Take each line that has the word "BILL" and return it.

[Extracted records]
········
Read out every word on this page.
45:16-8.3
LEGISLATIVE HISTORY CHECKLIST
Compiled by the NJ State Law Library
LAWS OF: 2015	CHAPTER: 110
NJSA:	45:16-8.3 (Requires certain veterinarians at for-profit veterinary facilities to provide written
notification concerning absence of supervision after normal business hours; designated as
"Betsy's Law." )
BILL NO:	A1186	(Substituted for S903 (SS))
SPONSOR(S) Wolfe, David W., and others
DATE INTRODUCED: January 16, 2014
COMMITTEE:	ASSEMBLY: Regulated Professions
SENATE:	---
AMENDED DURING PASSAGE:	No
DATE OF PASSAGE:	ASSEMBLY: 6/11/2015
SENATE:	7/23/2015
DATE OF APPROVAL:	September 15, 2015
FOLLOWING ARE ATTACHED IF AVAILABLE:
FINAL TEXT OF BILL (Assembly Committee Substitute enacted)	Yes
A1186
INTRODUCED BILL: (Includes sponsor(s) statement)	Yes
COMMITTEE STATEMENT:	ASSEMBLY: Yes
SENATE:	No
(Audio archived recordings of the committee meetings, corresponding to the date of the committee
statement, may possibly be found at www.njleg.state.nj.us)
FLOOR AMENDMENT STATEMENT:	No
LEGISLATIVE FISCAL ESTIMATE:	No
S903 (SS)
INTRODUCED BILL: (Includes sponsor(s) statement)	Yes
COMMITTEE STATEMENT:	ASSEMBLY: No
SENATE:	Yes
········
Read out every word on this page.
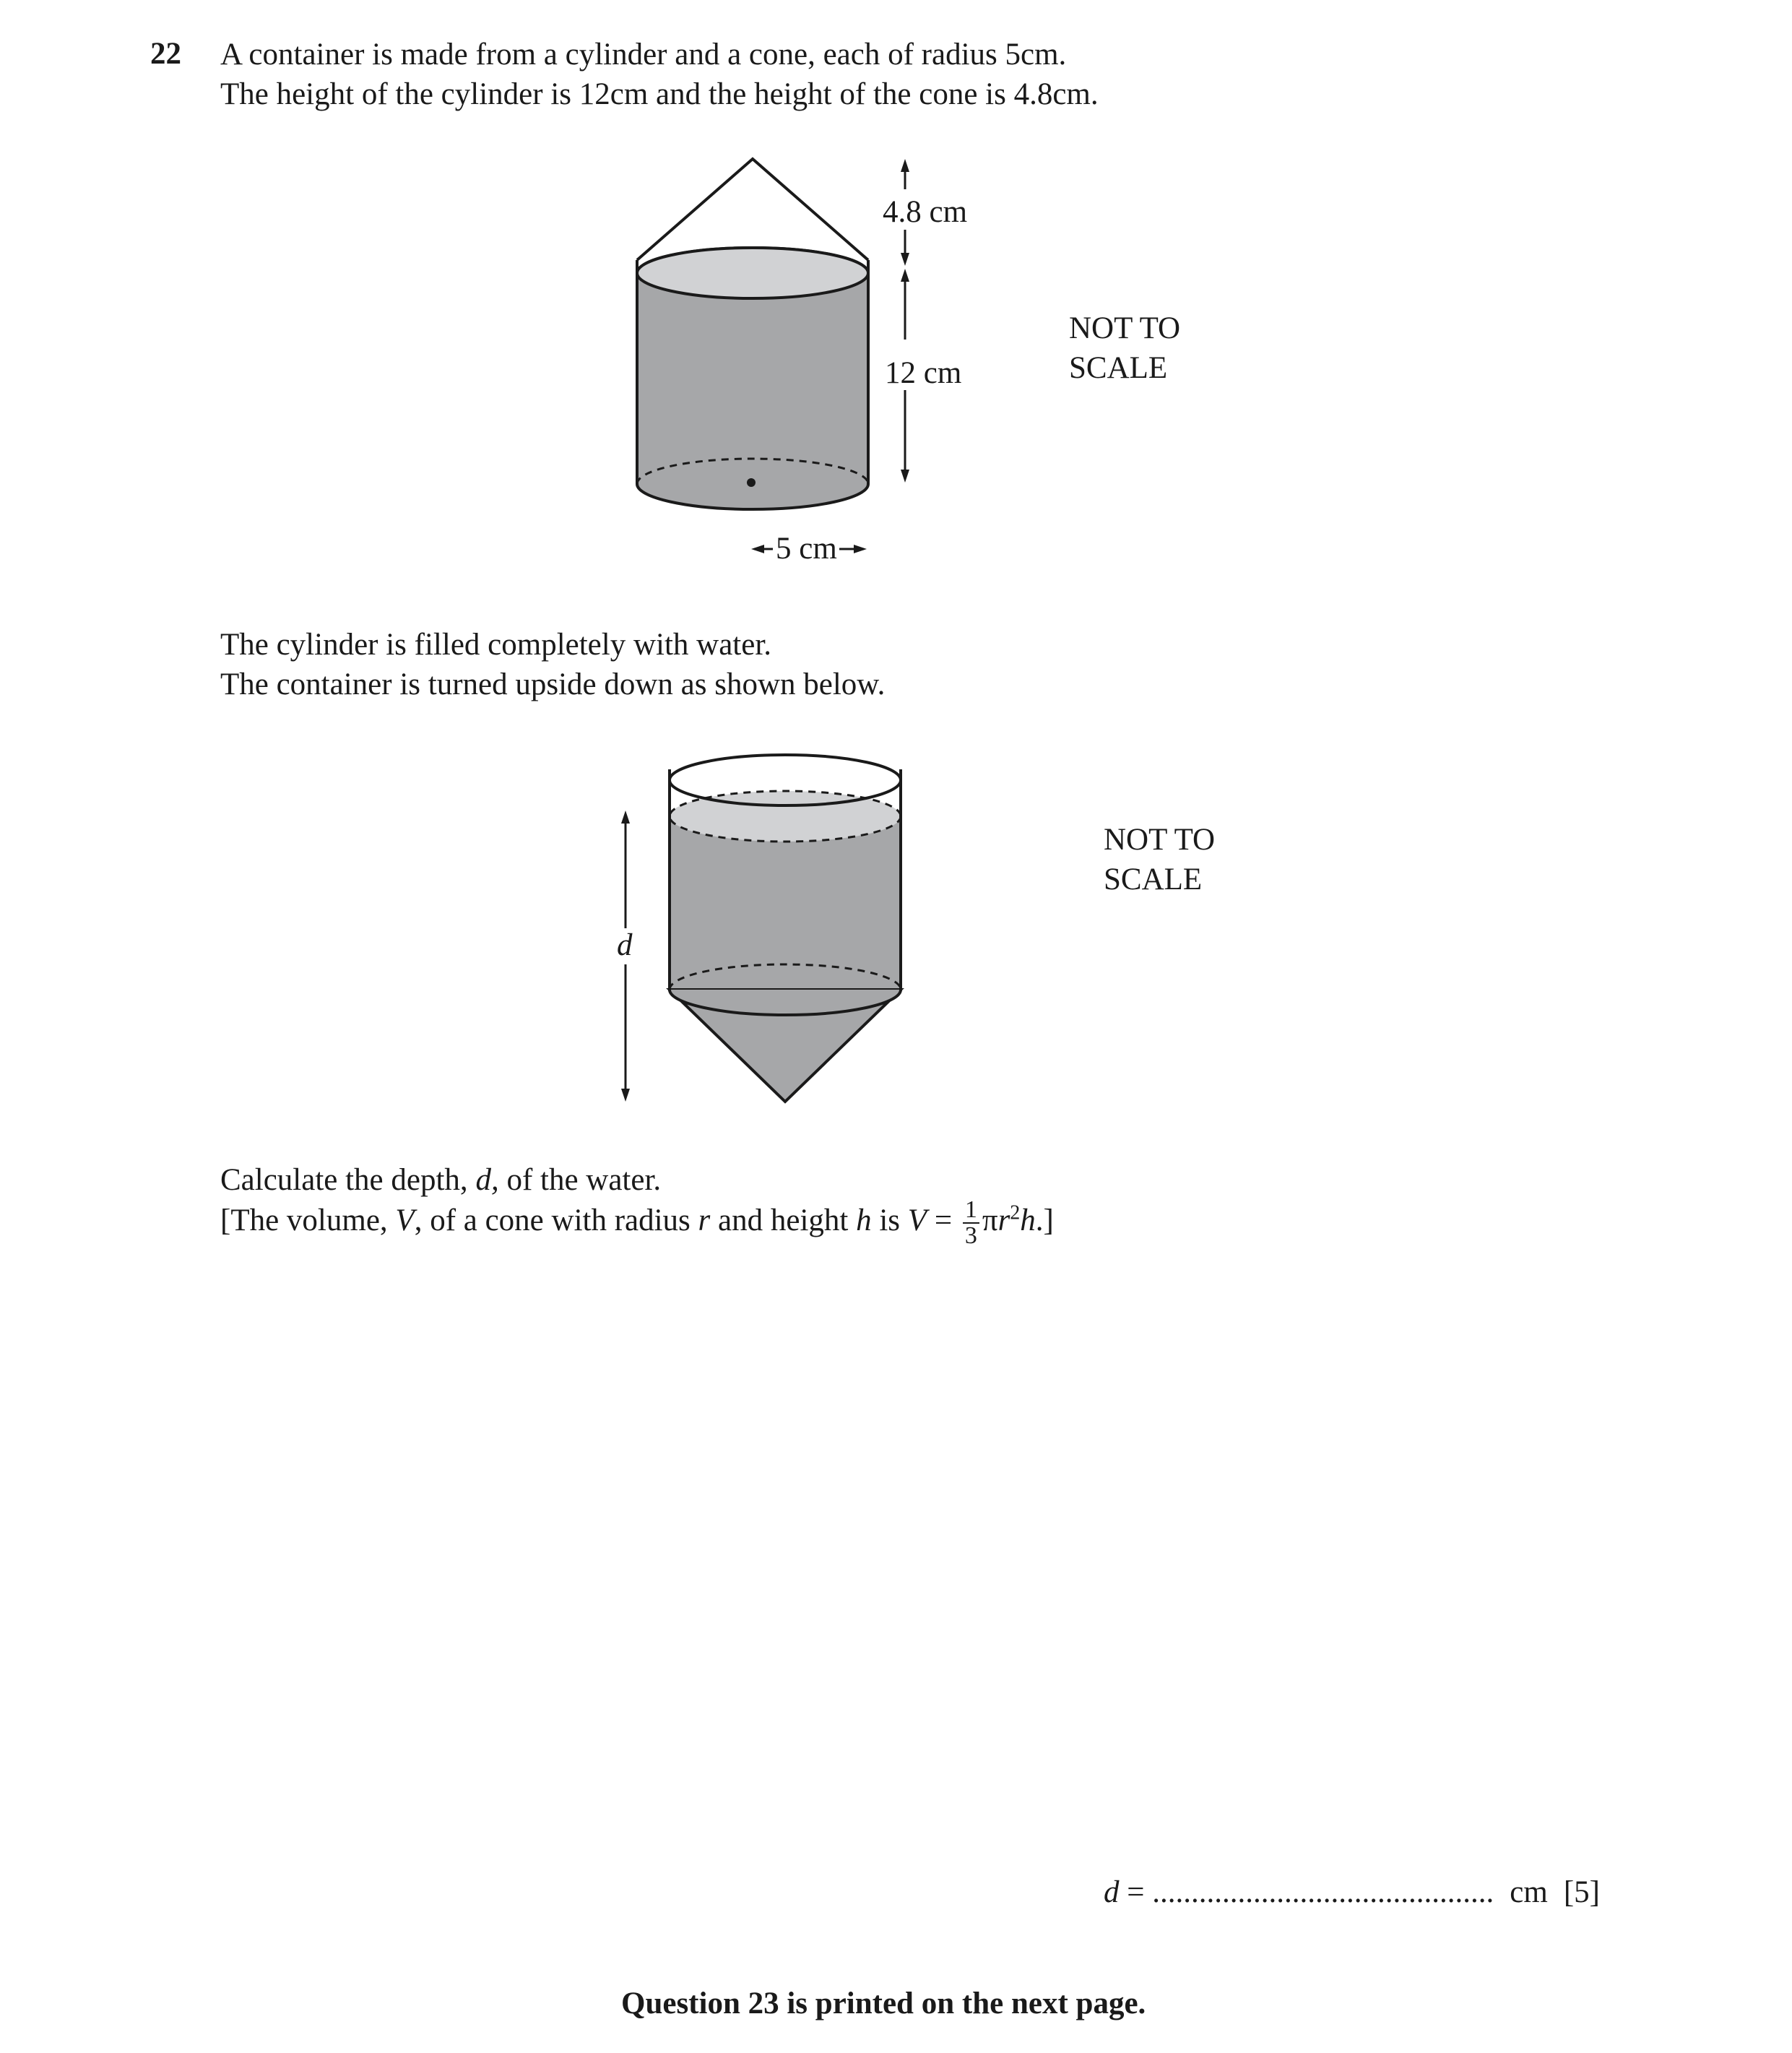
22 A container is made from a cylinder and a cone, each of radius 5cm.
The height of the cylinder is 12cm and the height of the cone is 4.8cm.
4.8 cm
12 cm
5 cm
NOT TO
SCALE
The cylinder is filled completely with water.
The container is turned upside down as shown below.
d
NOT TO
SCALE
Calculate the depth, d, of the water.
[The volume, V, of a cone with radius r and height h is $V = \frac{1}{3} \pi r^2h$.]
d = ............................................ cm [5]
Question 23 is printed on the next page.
········
**CORRECT OUTPUT**
BILL NO:	A1186	(Substituted for S903 (SS))
FINAL TEXT OF BILL (Assembly Committee Substitute enacted)	Yes
INTRODUCED BILL: (Includes sponsor(s) statement)	Yes
INTRODUCED BILL: (Includes sponsor(s) statement)	Yes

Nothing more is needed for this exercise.